EXERCISE:
Leave out pictures; repeat exactly the lines from the "Transcribe the text in this document." line through the last of the data below.

-- START --

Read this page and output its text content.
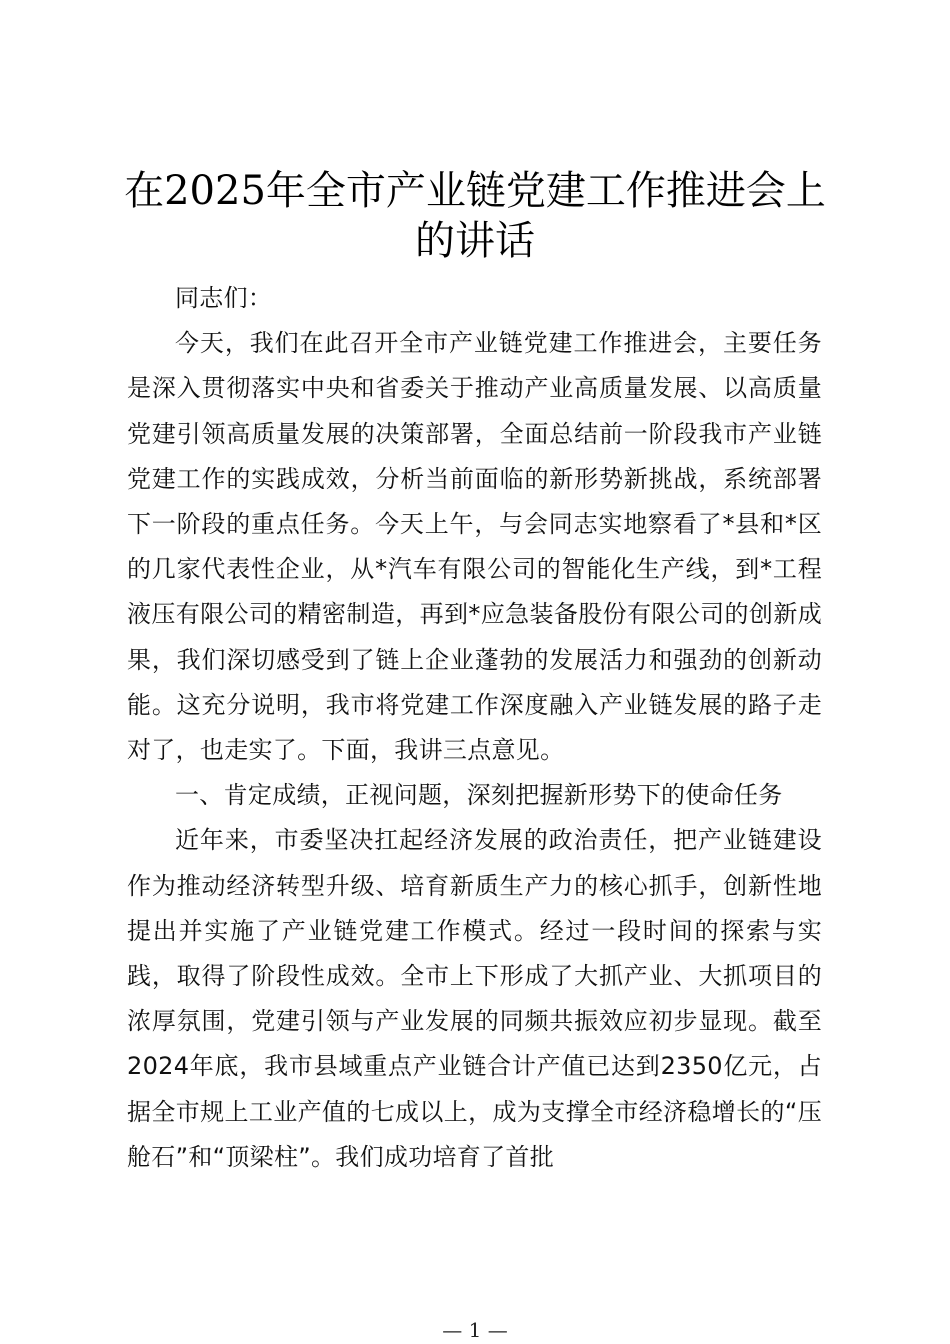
在2025年全市产业链党建工作推进会上的讲话

同志们：

今天，我们在此召开全市产业链党建工作推进会，主要任务是深入贯彻落实中央和省委关于推动产业高质量发展、以高质量党建引领高质量发展的决策部署，全面总结前一阶段我市产业链党建工作的实践成效，分析当前面临的新形势新挑战，系统部署下一阶段的重点任务。今天上午，与会同志实地察看了*县和*区的几家代表性企业，从*汽车有限公司的智能化生产线，到*工程液压有限公司的精密制造，再到*应急装备股份有限公司的创新成果，我们深切感受到了链上企业蓬勃的发展活力和强劲的创新动能。这充分说明，我市将党建工作深度融入产业链发展的路子走对了，也走实了。下面，我讲三点意见。

一、肯定成绩，正视问题，深刻把握新形势下的使命任务

近年来，市委坚决扛起经济发展的政治责任，把产业链建设作为推动经济转型升级、培育新质生产力的核心抓手，创新性地提出并实施了产业链党建工作模式。经过一段时间的探索与实践，取得了阶段性成效。全市上下形成了大抓产业、大抓项目的浓厚氛围，党建引领与产业发展的同频共振效应初步显现。截至2024年底，我市县域重点产业链合计产值已达到2350亿元，占据全市规上工业产值的七成以上，成为支撑全市经济稳增长的“压舱石”和“顶梁柱”。我们成功培育了首批

— 1 —
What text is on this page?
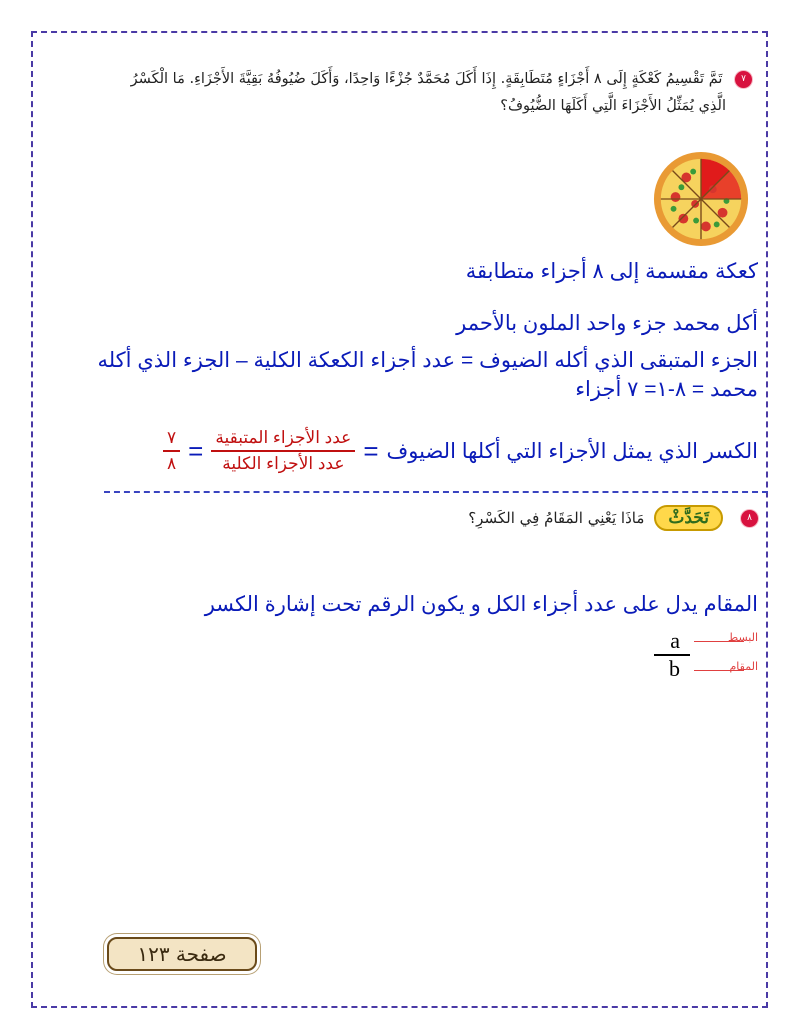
٧ تَمَّ تَقْسِيمُ كَعْكَةٍ إِلَى ٨ أَجْزَاءٍ مُتَطَابِقَةٍ. إِذَا أَكَلَ مُحَمَّدٌ جُزْءًا وَاحِدًا، وَأَكَلَ ضُيُوفُهُ بَقِيَّةَ الأَجْزَاءِ. مَا الْكَسْرُ
الَّذِي يُمَثِّلُ الأَجْزَاءَ الَّتِي أَكَلَهَا الضُّيُوفُ؟
كعكة مقسمة إلى ٨ أجزاء متطابقة
أكل محمد جزء واحد الملون بالأحمر
الجزء المتبقى الذي أكله الضيوف = عدد أجزاء الكعكة الكلية – الجزء الذي أكله محمد = ٨-١= ٧ أجزاء
الكسر الذي يمثل الأجزاء التي أكلها الضيوف
=
$\frac{\text{عدد الأجزاء المتبقية}}{\text{عدد الأجزاء الكلية}}$
=
$\frac{٧}{٨}$
٨
تَحَدَّثْ
مَاذَا يَعْنِي المَقَامُ فِي الكَسْرِ؟
المقام يدل على عدد أجزاء الكل و يكون الرقم تحت إشارة الكسر
a
b
البسط
المقام
صفحة ١٢٣
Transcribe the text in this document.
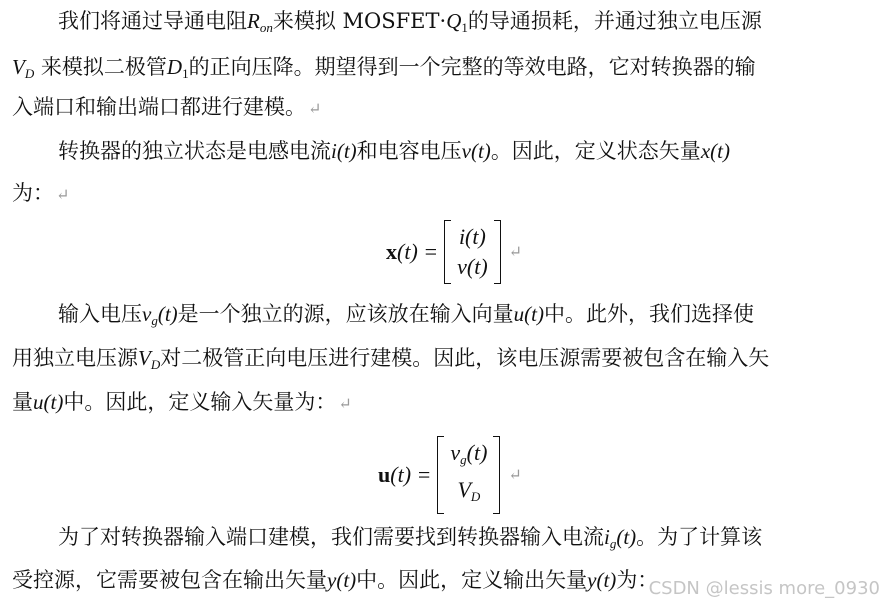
我们将通过导通电阻$R_{on}$来模拟 $MOSFET\cdot Q_1$的导通损耗，并通过独立电压源
$V_D$ 来模拟二极管$D_1$的正向压降。期望得到一个完整的等效电路，它对转换器的输
入端口和输出端口都进行建模。 ↵
转换器的独立状态是电感电流i(t)和电容电压v(t)。因此，定义状态矢量x(t)
为： ↵
x(t) =
i(t)
v(t)
↵
输入电压$v_g(t)$是一个独立的源，应该放在输入向量u(t)中。此外，我们选择使
用独立电压源$V_D$对二极管正向电压进行建模。因此，该电压源需要被包含在输入矢
量u(t)中。因此，定义输入矢量为： ↵
u(t) =
$v_g(t)$
$V_D$
↵
为了对转换器输入端口建模，我们需要找到转换器输入电流$i_g(t)$。为了计算该
受控源，它需要被包含在输出矢量y(t)中。因此，定义输出矢量y(t)为：
CSDN @lessis more_0930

-- END --

WORKED ANSWER:
Transcribe the text in this document.
我们将通过导通电阻$R_{on}$来模拟 $MOSFET\cdot Q_1$的导通损耗，并通过独立电压源
$V_D$ 来模拟二极管$D_1$的正向压降。期望得到一个完整的等效电路，它对转换器的输
入端口和输出端口都进行建模。 ↵
转换器的独立状态是电感电流i(t)和电容电压v(t)。因此，定义状态矢量x(t)
为： ↵
x(t) =
i(t)
v(t)
↵
输入电压$v_g(t)$是一个独立的源，应该放在输入向量u(t)中。此外，我们选择使
用独立电压源$V_D$对二极管正向电压进行建模。因此，该电压源需要被包含在输入矢
量u(t)中。因此，定义输入矢量为： ↵
u(t) =
$v_g(t)$
$V_D$
↵
为了对转换器输入端口建模，我们需要找到转换器输入电流$i_g(t)$。为了计算该
受控源，它需要被包含在输出矢量y(t)中。因此，定义输出矢量y(t)为：
CSDN @lessis more_0930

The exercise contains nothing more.